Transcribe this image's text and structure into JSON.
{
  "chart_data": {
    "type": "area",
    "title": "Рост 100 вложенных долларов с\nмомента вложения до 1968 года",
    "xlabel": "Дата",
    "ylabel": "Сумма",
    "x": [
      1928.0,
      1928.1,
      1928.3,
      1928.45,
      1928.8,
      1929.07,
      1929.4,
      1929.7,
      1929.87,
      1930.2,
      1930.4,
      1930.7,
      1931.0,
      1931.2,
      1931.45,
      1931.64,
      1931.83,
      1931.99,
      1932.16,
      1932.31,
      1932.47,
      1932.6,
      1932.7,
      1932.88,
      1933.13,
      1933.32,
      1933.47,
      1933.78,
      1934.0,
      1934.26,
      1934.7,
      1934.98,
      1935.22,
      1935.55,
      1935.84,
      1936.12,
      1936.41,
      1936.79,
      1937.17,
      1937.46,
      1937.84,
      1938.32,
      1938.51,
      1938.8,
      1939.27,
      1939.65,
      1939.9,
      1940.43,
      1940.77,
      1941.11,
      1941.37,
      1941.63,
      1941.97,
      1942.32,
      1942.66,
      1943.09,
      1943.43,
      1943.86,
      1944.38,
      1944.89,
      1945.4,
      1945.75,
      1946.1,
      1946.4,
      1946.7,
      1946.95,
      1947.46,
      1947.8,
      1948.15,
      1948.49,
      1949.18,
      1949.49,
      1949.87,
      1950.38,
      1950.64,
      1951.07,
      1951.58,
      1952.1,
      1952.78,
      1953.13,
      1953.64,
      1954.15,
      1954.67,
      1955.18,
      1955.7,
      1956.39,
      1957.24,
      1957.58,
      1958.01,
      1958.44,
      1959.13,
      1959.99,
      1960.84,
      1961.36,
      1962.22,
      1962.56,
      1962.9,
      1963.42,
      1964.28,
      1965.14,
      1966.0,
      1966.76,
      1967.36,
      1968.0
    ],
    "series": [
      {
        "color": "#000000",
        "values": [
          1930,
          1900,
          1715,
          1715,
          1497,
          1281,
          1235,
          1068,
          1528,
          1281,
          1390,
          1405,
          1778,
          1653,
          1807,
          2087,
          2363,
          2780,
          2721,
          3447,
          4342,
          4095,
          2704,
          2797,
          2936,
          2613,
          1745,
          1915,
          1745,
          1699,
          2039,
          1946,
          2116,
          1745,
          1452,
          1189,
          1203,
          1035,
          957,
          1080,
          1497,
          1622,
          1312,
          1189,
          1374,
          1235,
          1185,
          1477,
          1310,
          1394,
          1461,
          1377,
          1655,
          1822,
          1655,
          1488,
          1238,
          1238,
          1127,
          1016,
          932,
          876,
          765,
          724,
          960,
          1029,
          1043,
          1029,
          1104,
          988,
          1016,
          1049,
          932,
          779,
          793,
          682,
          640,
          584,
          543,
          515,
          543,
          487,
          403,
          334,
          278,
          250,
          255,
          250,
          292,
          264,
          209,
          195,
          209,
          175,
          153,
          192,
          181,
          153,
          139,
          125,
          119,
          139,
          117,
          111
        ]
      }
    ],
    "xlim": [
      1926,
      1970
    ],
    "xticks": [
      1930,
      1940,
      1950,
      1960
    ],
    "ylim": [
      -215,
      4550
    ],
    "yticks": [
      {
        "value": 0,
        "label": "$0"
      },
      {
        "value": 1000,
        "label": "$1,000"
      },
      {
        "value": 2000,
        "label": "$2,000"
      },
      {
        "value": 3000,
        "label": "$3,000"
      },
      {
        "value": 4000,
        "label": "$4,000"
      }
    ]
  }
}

━━━━━━━━━━━━━━━━━━━━

Write out the data exactly as it stands.

Transcribe this image's text and structure into JSON.
{
  "chart_data": {
    "type": "area",
    "title": "Рост 100 вложенных долларов с\nмомента вложения до 1968 года",
    "xlabel": "Дата",
    "ylabel": "Сумма",
    "x": [
      1928.0,
      1928.1,
      1928.3,
      1928.45,
      1928.8,
      1929.07,
      1929.4,
      1929.7,
      1929.87,
      1930.2,
      1930.4,
      1930.7,
      1931.0,
      1931.2,
      1931.45,
      1931.64,
      1931.83,
      1931.99,
      1932.16,
      1932.31,
      1932.47,
      1932.6,
      1932.7,
      1932.88,
      1933.13,
      1933.32,
      1933.47,
      1933.78,
      1934.0,
      1934.26,
      1934.7,
      1934.98,
      1935.22,
      1935.55,
      1935.84,
      1936.12,
      1936.41,
      1936.79,
      1937.17,
      1937.46,
      1937.84,
      1938.32,
      1938.51,
      1938.8,
      1939.27,
      1939.65,
      1939.9,
      1940.43,
      1940.77,
      1941.11,
      1941.37,
      1941.63,
      1941.97,
      1942.32,
      1942.66,
      1943.09,
      1943.43,
      1943.86,
      1944.38,
      1944.89,
      1945.4,
      1945.75,
      1946.1,
      1946.4,
      1946.7,
      1946.95,
      1947.46,
      1947.8,
      1948.15,
      1948.49,
      1949.18,
      1949.49,
      1949.87,
      1950.38,
      1950.64,
      1951.07,
      1951.58,
      1952.1,
      1952.78,
      1953.13,
      1953.64,
      1954.15,
      1954.67,
      1955.18,
      1955.7,
      1956.39,
      1957.24,
      1957.58,
      1958.01,
      1958.44,
      1959.13,
      1959.99,
      1960.84,
      1961.36,
      1962.22,
      1962.56,
      1962.9,
      1963.42,
      1964.28,
      1965.14,
      1966.0,
      1966.76,
      1967.36,
      1968.0
    ],
    "series": [
      {
        "color": "#000000",
        "values": [
          1930,
          1900,
          1715,
          1715,
          1497,
          1281,
          1235,
          1068,
          1528,
          1281,
          1390,
          1405,
          1778,
          1653,
          1807,
          2087,
          2363,
          2780,
          2721,
          3447,
          4342,
          4095,
          2704,
          2797,
          2936,
          2613,
          1745,
          1915,
          1745,
          1699,
          2039,
          1946,
          2116,
          1745,
          1452,
          1189,
          1203,
          1035,
          957,
          1080,
          1497,
          1622,
          1312,
          1189,
          1374,
          1235,
          1185,
          1477,
          1310,
          1394,
          1461,
          1377,
          1655,
          1822,
          1655,
          1488,
          1238,
          1238,
          1127,
          1016,
          932,
          876,
          765,
          724,
          960,
          1029,
          1043,
          1029,
          1104,
          988,
          1016,
          1049,
          932,
          779,
          793,
          682,
          640,
          584,
          543,
          515,
          543,
          487,
          403,
          334,
          278,
          250,
          255,
          250,
          292,
          264,
          209,
          195,
          209,
          175,
          153,
          192,
          181,
          153,
          139,
          125,
          119,
          139,
          117,
          111
        ]
      }
    ],
    "xlim": [
      1926,
      1970
    ],
    "xticks": [
      1930,
      1940,
      1950,
      1960
    ],
    "ylim": [
      -215,
      4550
    ],
    "yticks": [
      {
        "value": 0,
        "label": "$0"
      },
      {
        "value": 1000,
        "label": "$1,000"
      },
      {
        "value": 2000,
        "label": "$2,000"
      },
      {
        "value": 3000,
        "label": "$3,000"
      },
      {
        "value": 4000,
        "label": "$4,000"
      }
    ]
  }
}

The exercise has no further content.